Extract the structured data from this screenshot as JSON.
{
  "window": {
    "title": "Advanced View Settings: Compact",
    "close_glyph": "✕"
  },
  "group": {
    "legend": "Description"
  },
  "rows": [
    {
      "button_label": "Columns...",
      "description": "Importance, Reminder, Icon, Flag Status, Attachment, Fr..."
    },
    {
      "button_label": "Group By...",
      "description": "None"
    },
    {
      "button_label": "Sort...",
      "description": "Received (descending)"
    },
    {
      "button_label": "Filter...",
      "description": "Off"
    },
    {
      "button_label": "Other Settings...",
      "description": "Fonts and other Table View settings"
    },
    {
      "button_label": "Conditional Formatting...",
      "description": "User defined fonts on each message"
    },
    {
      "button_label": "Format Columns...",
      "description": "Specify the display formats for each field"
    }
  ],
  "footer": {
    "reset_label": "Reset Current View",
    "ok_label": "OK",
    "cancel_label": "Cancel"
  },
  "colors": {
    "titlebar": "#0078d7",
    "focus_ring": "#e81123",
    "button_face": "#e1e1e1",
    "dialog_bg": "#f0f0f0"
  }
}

GIVEN PROBLEM
Output an exact copy of each record.

ANSWER BELOW
Extract the structured data from this screenshot as JSON.
{
  "window": {
    "title": "Advanced View Settings: Compact",
    "close_glyph": "✕"
  },
  "group": {
    "legend": "Description"
  },
  "rows": [
    {
      "button_label": "Columns...",
      "description": "Importance, Reminder, Icon, Flag Status, Attachment, Fr..."
    },
    {
      "button_label": "Group By...",
      "description": "None"
    },
    {
      "button_label": "Sort...",
      "description": "Received (descending)"
    },
    {
      "button_label": "Filter...",
      "description": "Off"
    },
    {
      "button_label": "Other Settings...",
      "description": "Fonts and other Table View settings"
    },
    {
      "button_label": "Conditional Formatting...",
      "description": "User defined fonts on each message"
    },
    {
      "button_label": "Format Columns...",
      "description": "Specify the display formats for each field"
    }
  ],
  "footer": {
    "reset_label": "Reset Current View",
    "ok_label": "OK",
    "cancel_label": "Cancel"
  },
  "colors": {
    "titlebar": "#0078d7",
    "focus_ring": "#e81123",
    "button_face": "#e1e1e1",
    "dialog_bg": "#f0f0f0"
  }
}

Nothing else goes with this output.